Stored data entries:
################
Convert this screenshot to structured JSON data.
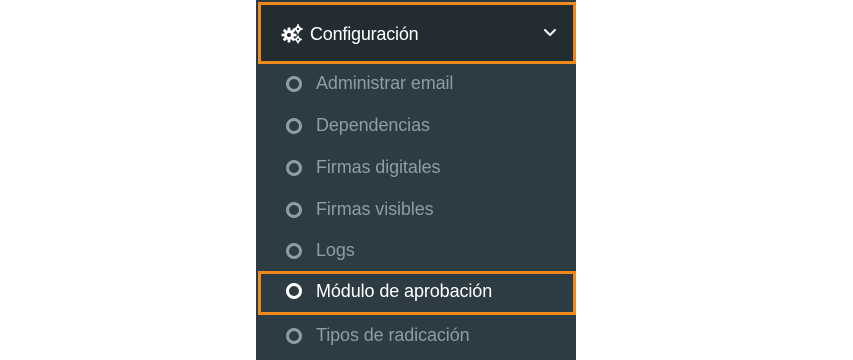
{
  "sidebar": {
    "section": {
      "icon": "cogs-icon",
      "label": "Configuración",
      "toggle_icon": "chevron-down-icon"
    },
    "items": [
      {
        "label": "Administrar email",
        "icon": "circle-outline-icon"
      },
      {
        "label": "Dependencias",
        "icon": "circle-outline-icon"
      },
      {
        "label": "Firmas digitales",
        "icon": "circle-outline-icon"
      },
      {
        "label": "Firmas visibles",
        "icon": "circle-outline-icon"
      },
      {
        "label": "Logs",
        "icon": "circle-outline-icon"
      },
      {
        "label": "Módulo de aprobación",
        "icon": "circle-outline-icon",
        "active": true
      },
      {
        "label": "Tipos de radicación",
        "icon": "circle-outline-icon"
      }
    ]
  },
  "colors": {
    "sidebar_bg": "#2d3b42",
    "header_bg": "#222c31",
    "highlight_border": "#f0881c",
    "inactive_text": "#8d9da4",
    "active_text": "#ffffff"
  }
}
################
[Task instructions]
Write out the records above exactly as they stand, leaving out every picture.

[The reply]
Convert this screenshot to structured JSON data.
{
  "sidebar": {
    "section": {
      "icon": "cogs-icon",
      "label": "Configuración",
      "toggle_icon": "chevron-down-icon"
    },
    "items": [
      {
        "label": "Administrar email",
        "icon": "circle-outline-icon"
      },
      {
        "label": "Dependencias",
        "icon": "circle-outline-icon"
      },
      {
        "label": "Firmas digitales",
        "icon": "circle-outline-icon"
      },
      {
        "label": "Firmas visibles",
        "icon": "circle-outline-icon"
      },
      {
        "label": "Logs",
        "icon": "circle-outline-icon"
      },
      {
        "label": "Módulo de aprobación",
        "icon": "circle-outline-icon",
        "active": true
      },
      {
        "label": "Tipos de radicación",
        "icon": "circle-outline-icon"
      }
    ]
  },
  "colors": {
    "sidebar_bg": "#2d3b42",
    "header_bg": "#222c31",
    "highlight_border": "#f0881c",
    "inactive_text": "#8d9da4",
    "active_text": "#ffffff"
  }
}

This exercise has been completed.